◆ **Raw data**:
[BEGIN]
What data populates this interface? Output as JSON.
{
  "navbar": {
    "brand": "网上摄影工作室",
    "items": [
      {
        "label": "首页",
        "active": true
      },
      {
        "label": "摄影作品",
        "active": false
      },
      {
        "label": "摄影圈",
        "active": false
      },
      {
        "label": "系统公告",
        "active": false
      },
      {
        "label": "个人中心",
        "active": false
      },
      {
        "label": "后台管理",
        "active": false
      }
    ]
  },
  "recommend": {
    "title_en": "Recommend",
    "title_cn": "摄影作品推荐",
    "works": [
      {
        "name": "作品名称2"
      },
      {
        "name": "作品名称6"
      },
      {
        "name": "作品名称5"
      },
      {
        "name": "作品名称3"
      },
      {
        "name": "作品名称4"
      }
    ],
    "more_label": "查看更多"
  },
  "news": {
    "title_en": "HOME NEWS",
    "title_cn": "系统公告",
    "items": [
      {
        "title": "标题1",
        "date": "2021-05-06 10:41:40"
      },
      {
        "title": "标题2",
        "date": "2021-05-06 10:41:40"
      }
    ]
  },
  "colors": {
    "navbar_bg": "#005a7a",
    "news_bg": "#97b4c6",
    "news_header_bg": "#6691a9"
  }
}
[END]
◆ **Written problem**: Output the entries exactly.

◆ **Response to this exercise**:
What data populates this interface? Output as JSON.
{
  "navbar": {
    "brand": "网上摄影工作室",
    "items": [
      {
        "label": "首页",
        "active": true
      },
      {
        "label": "摄影作品",
        "active": false
      },
      {
        "label": "摄影圈",
        "active": false
      },
      {
        "label": "系统公告",
        "active": false
      },
      {
        "label": "个人中心",
        "active": false
      },
      {
        "label": "后台管理",
        "active": false
      }
    ]
  },
  "recommend": {
    "title_en": "Recommend",
    "title_cn": "摄影作品推荐",
    "works": [
      {
        "name": "作品名称2"
      },
      {
        "name": "作品名称6"
      },
      {
        "name": "作品名称5"
      },
      {
        "name": "作品名称3"
      },
      {
        "name": "作品名称4"
      }
    ],
    "more_label": "查看更多"
  },
  "news": {
    "title_en": "HOME NEWS",
    "title_cn": "系统公告",
    "items": [
      {
        "title": "标题1",
        "date": "2021-05-06 10:41:40"
      },
      {
        "title": "标题2",
        "date": "2021-05-06 10:41:40"
      }
    ]
  },
  "colors": {
    "navbar_bg": "#005a7a",
    "news_bg": "#97b4c6",
    "news_header_bg": "#6691a9"
  }
}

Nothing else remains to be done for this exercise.